*Problem statement*. Exact reproduction of the data is required, with images excluded.

(A run of records)

#####

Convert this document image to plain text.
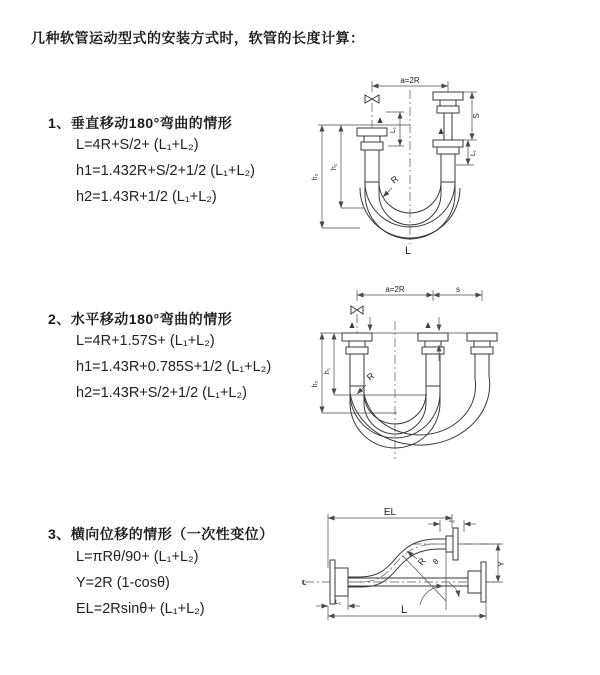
几种软管运动型式的安装方式时，软管的长度计算：
1、垂直移动180°弯曲的情形
L=4R+S/2+ (L₁+L₂)
h1=1.432R+S/2+1/2 (L₁+L₂)
h2=1.43R+1/2 (L₁+L₂)
2、水平移动180°弯曲的情形
L=4R+1.57S+ (L₁+L₂)
h1=1.43R+0.785S+1/2 (L₁+L₂)
h2=1.43R+S/2+1/2 (L₁+L₂)
3、横向位移的情形（一次性变位）
L=πRθ/90+ (L₁+L₂)
Y=2R (1-cosθ)
EL=2Rsinθ+ (L₁+L₂)
a=2R
L₁
h₁
h₂
S
L₁
R
L
a=2R	s
h₁
h₂
R
EL
L₁
℄
θ
R	Y
L
L₁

#####

*Completed task*.
Convert this document image to plain text.
几种软管运动型式的安装方式时，软管的长度计算：
1、垂直移动180°弯曲的情形
L=4R+S/2+ (L₁+L₂)
h1=1.432R+S/2+1/2 (L₁+L₂)
h2=1.43R+1/2 (L₁+L₂)
2、水平移动180°弯曲的情形
L=4R+1.57S+ (L₁+L₂)
h1=1.43R+0.785S+1/2 (L₁+L₂)
h2=1.43R+S/2+1/2 (L₁+L₂)
3、横向位移的情形（一次性变位）
L=πRθ/90+ (L₁+L₂)
Y=2R (1-cosθ)
EL=2Rsinθ+ (L₁+L₂)
a=2R
L₁
h₁
h₂
S
L₁
R
L
a=2R	s
h₁
h₂
R
EL
L₁
℄
θ
R	Y
L
L₁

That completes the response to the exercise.